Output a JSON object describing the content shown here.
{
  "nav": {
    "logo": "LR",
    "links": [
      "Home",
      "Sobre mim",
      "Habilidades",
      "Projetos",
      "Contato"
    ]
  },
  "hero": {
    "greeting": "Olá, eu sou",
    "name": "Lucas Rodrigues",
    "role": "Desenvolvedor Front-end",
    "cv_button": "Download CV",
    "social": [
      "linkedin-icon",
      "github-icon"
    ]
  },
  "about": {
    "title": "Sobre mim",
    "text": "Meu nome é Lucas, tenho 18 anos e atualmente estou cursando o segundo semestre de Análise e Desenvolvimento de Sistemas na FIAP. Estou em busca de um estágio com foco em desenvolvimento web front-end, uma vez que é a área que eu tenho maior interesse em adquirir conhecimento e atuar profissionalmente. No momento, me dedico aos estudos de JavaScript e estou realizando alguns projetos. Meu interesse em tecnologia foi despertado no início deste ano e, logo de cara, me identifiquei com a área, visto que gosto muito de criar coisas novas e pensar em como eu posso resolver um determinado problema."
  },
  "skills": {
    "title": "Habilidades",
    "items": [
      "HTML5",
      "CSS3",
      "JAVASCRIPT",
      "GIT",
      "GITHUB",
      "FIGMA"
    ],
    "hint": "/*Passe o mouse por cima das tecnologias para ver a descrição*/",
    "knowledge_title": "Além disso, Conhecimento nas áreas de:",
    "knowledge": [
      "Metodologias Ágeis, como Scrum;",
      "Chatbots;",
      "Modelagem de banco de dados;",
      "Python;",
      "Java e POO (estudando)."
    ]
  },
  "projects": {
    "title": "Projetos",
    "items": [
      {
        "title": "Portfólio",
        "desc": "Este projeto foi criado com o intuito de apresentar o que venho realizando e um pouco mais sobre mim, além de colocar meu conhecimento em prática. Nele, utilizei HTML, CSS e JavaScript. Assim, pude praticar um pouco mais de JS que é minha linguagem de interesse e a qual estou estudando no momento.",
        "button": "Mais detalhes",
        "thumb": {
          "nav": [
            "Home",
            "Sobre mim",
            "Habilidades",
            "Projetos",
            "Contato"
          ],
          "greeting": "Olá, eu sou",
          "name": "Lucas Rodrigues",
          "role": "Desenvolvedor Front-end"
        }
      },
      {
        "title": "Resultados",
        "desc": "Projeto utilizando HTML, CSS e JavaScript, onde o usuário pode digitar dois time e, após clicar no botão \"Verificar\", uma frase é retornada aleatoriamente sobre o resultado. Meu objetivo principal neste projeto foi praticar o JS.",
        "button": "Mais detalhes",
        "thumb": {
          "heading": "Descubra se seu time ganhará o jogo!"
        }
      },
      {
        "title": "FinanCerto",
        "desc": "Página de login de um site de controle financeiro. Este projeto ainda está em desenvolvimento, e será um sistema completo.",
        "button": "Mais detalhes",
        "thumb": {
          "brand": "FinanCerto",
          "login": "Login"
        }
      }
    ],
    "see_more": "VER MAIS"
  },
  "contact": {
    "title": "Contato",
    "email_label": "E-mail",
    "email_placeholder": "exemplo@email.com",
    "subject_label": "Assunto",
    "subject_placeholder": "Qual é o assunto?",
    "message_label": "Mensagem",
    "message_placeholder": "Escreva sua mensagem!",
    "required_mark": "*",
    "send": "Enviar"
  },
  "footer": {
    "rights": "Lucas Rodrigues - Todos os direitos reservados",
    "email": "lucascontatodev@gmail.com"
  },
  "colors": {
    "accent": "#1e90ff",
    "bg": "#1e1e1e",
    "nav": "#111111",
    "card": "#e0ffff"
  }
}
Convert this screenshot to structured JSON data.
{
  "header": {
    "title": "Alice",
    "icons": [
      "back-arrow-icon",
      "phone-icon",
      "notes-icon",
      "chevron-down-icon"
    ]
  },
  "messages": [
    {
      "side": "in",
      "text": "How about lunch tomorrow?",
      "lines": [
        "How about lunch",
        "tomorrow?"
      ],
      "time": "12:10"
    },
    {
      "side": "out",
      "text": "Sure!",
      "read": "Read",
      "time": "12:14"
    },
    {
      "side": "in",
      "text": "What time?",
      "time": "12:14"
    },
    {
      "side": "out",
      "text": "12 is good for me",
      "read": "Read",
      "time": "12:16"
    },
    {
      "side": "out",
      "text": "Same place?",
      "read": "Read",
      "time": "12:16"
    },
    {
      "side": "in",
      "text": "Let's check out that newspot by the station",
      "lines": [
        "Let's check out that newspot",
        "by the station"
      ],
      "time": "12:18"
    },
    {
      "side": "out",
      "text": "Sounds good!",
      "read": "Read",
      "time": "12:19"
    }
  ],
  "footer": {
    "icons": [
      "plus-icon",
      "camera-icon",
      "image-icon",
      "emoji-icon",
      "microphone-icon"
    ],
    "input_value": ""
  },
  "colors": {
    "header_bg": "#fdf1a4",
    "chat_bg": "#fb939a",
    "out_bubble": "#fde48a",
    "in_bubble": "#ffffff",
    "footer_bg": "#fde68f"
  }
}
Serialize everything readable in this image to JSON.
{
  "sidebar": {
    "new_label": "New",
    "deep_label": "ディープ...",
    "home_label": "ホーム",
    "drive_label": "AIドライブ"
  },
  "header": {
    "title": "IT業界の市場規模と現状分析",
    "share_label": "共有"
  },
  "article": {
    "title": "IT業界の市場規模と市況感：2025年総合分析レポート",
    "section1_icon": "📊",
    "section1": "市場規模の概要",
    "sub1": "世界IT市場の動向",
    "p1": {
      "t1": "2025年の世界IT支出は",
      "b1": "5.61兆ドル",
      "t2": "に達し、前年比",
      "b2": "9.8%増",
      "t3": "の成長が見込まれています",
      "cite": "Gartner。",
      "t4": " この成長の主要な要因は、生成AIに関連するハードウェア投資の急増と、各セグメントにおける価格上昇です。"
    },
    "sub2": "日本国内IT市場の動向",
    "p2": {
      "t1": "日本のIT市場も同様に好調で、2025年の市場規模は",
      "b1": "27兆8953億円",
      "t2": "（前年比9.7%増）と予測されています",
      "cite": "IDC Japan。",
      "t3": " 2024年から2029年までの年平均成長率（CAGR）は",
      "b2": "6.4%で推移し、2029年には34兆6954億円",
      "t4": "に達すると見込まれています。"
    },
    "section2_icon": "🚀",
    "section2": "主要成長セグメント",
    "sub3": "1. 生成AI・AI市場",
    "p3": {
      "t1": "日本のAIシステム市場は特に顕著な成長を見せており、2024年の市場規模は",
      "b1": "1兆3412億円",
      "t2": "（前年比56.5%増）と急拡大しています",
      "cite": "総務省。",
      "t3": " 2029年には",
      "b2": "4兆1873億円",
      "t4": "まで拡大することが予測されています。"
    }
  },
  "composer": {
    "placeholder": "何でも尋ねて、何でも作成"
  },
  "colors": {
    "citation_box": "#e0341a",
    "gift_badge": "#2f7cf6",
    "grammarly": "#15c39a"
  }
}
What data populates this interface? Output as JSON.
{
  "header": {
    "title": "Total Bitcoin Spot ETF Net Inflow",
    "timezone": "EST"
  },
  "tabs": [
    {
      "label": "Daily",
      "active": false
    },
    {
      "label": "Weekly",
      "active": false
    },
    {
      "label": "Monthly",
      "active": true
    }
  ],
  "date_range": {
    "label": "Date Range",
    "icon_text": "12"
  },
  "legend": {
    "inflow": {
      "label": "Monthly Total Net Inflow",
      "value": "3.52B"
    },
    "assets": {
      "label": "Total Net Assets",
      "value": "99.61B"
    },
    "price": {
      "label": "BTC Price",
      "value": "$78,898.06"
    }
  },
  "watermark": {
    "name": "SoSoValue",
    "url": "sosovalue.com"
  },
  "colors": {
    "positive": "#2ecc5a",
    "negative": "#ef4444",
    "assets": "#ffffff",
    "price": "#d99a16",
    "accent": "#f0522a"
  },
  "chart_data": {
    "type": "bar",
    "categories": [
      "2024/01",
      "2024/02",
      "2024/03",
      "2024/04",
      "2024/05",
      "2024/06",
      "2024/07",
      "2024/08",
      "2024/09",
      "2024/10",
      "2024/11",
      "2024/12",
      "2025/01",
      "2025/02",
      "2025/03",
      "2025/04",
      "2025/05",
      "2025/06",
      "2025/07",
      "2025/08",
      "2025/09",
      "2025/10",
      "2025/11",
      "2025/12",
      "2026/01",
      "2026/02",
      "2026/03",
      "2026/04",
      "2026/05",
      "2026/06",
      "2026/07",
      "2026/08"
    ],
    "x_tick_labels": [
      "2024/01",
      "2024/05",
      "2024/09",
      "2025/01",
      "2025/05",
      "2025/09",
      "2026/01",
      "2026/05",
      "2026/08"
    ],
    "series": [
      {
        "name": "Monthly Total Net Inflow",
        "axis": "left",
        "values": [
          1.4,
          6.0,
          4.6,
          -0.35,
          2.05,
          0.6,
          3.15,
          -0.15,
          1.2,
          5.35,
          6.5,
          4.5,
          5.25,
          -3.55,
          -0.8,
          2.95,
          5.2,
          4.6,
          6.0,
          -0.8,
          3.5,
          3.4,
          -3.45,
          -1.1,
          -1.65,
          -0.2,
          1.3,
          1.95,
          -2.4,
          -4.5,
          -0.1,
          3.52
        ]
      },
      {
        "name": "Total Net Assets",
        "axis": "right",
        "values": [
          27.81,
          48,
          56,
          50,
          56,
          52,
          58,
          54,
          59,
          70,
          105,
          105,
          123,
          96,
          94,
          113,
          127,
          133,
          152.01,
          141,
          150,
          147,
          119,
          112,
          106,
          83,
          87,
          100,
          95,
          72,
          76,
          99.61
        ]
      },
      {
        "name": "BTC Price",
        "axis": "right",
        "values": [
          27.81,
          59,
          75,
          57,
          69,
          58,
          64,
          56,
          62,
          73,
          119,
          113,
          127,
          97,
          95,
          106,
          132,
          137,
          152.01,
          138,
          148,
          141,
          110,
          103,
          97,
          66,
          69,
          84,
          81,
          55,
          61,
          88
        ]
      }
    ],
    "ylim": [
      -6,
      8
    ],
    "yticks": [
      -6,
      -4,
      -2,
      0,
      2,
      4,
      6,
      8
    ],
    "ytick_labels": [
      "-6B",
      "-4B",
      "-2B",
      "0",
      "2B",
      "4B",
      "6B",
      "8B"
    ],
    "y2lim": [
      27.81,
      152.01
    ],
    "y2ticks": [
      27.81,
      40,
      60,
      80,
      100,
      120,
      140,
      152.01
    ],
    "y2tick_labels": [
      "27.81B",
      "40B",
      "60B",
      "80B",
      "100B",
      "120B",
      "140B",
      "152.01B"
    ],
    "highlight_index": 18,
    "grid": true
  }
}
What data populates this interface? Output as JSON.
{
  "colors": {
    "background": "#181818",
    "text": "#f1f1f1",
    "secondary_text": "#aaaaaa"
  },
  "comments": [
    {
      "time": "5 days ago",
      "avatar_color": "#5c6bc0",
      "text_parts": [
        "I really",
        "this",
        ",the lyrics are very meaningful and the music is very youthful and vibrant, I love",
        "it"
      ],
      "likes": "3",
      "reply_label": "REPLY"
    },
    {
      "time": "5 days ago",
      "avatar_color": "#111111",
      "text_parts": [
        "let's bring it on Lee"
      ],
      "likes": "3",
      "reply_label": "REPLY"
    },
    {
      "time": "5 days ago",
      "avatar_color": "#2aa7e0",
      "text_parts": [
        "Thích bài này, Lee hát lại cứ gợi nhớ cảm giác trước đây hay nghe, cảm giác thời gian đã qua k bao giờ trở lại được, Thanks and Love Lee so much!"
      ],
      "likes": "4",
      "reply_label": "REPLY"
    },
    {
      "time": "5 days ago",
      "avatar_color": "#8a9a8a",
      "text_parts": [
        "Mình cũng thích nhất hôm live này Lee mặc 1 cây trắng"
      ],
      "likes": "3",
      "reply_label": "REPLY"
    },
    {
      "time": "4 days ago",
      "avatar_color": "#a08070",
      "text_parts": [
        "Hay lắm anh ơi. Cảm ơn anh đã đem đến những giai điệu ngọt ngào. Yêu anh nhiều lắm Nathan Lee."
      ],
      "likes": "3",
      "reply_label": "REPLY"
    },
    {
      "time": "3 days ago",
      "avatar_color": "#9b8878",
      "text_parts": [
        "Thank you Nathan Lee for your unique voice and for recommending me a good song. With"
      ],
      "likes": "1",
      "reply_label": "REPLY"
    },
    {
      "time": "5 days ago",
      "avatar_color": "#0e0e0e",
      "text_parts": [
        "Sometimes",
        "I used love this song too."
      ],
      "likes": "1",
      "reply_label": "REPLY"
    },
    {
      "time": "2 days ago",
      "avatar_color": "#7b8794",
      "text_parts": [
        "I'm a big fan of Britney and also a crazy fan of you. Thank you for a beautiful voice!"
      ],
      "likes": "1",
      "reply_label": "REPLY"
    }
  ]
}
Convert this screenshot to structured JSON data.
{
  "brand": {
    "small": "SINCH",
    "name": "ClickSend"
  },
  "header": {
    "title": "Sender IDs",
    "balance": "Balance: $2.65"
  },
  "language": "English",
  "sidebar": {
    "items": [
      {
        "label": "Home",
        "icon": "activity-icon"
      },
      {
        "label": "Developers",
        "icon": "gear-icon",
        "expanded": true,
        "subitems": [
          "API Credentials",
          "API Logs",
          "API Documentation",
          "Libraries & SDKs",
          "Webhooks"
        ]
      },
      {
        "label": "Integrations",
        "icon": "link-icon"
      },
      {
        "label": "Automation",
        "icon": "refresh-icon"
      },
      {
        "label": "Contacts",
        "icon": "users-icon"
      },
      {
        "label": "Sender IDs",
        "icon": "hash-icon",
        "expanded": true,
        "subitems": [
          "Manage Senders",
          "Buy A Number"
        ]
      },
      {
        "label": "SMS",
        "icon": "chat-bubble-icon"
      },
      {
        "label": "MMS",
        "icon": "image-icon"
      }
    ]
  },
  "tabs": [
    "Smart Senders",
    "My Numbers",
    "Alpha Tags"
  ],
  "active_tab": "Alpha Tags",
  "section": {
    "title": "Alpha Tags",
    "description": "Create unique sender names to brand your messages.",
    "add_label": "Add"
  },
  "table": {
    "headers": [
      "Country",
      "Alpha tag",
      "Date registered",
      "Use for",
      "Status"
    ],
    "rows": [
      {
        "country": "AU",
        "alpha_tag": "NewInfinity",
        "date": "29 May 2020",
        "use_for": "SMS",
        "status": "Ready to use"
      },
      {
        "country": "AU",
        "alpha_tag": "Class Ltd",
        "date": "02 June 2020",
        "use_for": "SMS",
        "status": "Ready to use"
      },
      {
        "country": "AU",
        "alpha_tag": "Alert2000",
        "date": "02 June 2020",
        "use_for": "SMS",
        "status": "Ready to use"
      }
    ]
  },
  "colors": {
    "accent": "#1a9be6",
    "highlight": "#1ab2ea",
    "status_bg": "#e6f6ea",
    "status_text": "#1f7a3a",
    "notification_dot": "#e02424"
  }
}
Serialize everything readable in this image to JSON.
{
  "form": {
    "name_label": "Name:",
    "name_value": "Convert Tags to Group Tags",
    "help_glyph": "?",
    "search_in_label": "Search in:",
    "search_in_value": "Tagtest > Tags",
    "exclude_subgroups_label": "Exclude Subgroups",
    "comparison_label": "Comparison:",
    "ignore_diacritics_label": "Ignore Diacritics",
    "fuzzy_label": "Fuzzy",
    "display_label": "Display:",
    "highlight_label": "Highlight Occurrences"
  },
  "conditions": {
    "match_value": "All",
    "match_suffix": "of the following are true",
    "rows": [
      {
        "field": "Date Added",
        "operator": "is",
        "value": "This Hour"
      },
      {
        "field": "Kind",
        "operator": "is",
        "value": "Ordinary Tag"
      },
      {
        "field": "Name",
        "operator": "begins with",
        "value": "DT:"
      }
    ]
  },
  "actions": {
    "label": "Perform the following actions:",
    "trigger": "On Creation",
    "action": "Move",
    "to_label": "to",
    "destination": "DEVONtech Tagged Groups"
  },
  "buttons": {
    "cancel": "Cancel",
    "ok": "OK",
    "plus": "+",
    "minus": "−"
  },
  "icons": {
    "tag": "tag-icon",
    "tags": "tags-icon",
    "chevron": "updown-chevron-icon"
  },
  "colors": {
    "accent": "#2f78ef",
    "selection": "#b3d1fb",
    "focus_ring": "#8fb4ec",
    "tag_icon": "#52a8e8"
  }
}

==*==

Across the records, count the lines holding the string "lunch". Give the number and stop.

- **Final result**: 2